Items from a data source
* Start *

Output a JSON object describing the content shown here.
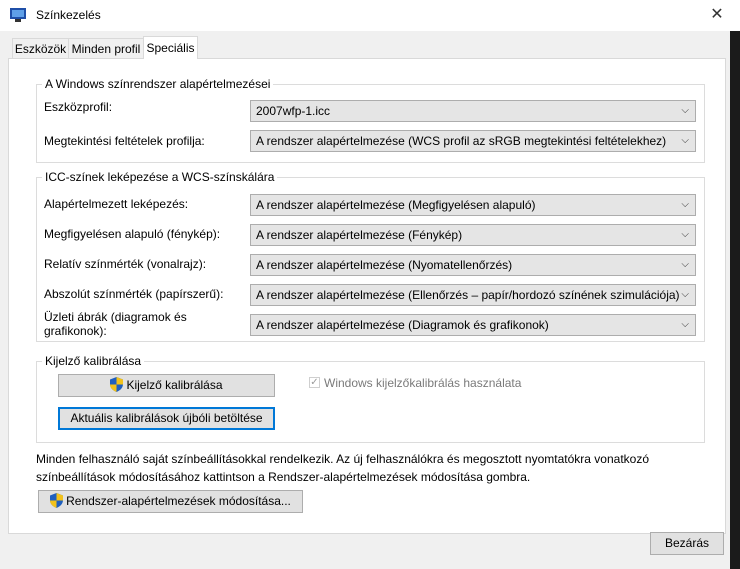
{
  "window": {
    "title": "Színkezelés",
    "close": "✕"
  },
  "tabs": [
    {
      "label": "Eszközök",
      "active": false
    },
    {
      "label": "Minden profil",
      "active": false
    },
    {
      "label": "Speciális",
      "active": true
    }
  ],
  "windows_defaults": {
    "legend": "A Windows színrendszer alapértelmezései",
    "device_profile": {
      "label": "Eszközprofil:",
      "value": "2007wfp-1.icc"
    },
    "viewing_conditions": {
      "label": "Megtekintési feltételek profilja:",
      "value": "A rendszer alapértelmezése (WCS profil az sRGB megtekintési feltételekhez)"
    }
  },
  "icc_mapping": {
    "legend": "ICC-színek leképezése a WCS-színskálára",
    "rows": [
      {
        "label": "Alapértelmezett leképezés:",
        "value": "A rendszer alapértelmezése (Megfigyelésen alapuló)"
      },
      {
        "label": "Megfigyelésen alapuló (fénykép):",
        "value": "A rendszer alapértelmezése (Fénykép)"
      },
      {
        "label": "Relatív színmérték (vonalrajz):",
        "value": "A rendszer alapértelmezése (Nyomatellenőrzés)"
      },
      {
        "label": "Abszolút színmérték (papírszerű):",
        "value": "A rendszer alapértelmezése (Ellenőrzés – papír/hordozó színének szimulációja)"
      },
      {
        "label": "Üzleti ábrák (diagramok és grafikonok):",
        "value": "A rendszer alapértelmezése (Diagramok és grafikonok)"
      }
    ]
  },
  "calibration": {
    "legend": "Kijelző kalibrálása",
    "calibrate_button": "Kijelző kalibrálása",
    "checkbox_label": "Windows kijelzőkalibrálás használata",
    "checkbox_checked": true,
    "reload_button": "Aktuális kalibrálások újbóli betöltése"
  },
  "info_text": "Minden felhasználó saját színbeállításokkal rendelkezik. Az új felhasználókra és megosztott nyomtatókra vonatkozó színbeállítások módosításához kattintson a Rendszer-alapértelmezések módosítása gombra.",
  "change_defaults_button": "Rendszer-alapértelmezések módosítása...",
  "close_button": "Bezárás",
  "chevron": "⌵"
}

* End *

What you need to do:
Write out all the entries again, word for word, and print no images.

Full output:
Output a JSON object describing the content shown here.
{
  "window": {
    "title": "Színkezelés",
    "close": "✕"
  },
  "tabs": [
    {
      "label": "Eszközök",
      "active": false
    },
    {
      "label": "Minden profil",
      "active": false
    },
    {
      "label": "Speciális",
      "active": true
    }
  ],
  "windows_defaults": {
    "legend": "A Windows színrendszer alapértelmezései",
    "device_profile": {
      "label": "Eszközprofil:",
      "value": "2007wfp-1.icc"
    },
    "viewing_conditions": {
      "label": "Megtekintési feltételek profilja:",
      "value": "A rendszer alapértelmezése (WCS profil az sRGB megtekintési feltételekhez)"
    }
  },
  "icc_mapping": {
    "legend": "ICC-színek leképezése a WCS-színskálára",
    "rows": [
      {
        "label": "Alapértelmezett leképezés:",
        "value": "A rendszer alapértelmezése (Megfigyelésen alapuló)"
      },
      {
        "label": "Megfigyelésen alapuló (fénykép):",
        "value": "A rendszer alapértelmezése (Fénykép)"
      },
      {
        "label": "Relatív színmérték (vonalrajz):",
        "value": "A rendszer alapértelmezése (Nyomatellenőrzés)"
      },
      {
        "label": "Abszolút színmérték (papírszerű):",
        "value": "A rendszer alapértelmezése (Ellenőrzés – papír/hordozó színének szimulációja)"
      },
      {
        "label": "Üzleti ábrák (diagramok és grafikonok):",
        "value": "A rendszer alapértelmezése (Diagramok és grafikonok)"
      }
    ]
  },
  "calibration": {
    "legend": "Kijelző kalibrálása",
    "calibrate_button": "Kijelző kalibrálása",
    "checkbox_label": "Windows kijelzőkalibrálás használata",
    "checkbox_checked": true,
    "reload_button": "Aktuális kalibrálások újbóli betöltése"
  },
  "info_text": "Minden felhasználó saját színbeállításokkal rendelkezik. Az új felhasználókra és megosztott nyomtatókra vonatkozó színbeállítások módosításához kattintson a Rendszer-alapértelmezések módosítása gombra.",
  "change_defaults_button": "Rendszer-alapértelmezések módosítása...",
  "close_button": "Bezárás",
  "chevron": "⌵"
}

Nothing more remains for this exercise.